RECORDS PROVIDED>
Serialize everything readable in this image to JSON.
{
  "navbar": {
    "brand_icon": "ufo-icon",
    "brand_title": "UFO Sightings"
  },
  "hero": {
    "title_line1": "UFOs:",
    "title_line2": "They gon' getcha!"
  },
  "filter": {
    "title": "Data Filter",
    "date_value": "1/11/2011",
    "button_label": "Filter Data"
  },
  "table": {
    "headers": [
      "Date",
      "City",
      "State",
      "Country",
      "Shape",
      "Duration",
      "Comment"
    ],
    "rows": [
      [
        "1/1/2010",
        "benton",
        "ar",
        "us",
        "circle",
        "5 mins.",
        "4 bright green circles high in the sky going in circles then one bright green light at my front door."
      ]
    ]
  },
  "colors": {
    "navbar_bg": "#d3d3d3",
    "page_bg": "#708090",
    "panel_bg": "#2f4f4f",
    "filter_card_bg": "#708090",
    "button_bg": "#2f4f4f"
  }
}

WRITTEN PROBLEM>
Show the data once more, exactly as it was written.

CORRECT ANSWER>
Serialize everything readable in this image to JSON.
{
  "navbar": {
    "brand_icon": "ufo-icon",
    "brand_title": "UFO Sightings"
  },
  "hero": {
    "title_line1": "UFOs:",
    "title_line2": "They gon' getcha!"
  },
  "filter": {
    "title": "Data Filter",
    "date_value": "1/11/2011",
    "button_label": "Filter Data"
  },
  "table": {
    "headers": [
      "Date",
      "City",
      "State",
      "Country",
      "Shape",
      "Duration",
      "Comment"
    ],
    "rows": [
      [
        "1/1/2010",
        "benton",
        "ar",
        "us",
        "circle",
        "5 mins.",
        "4 bright green circles high in the sky going in circles then one bright green light at my front door."
      ]
    ]
  },
  "colors": {
    "navbar_bg": "#d3d3d3",
    "page_bg": "#708090",
    "panel_bg": "#2f4f4f",
    "filter_card_bg": "#708090",
    "button_bg": "#2f4f4f"
  }
}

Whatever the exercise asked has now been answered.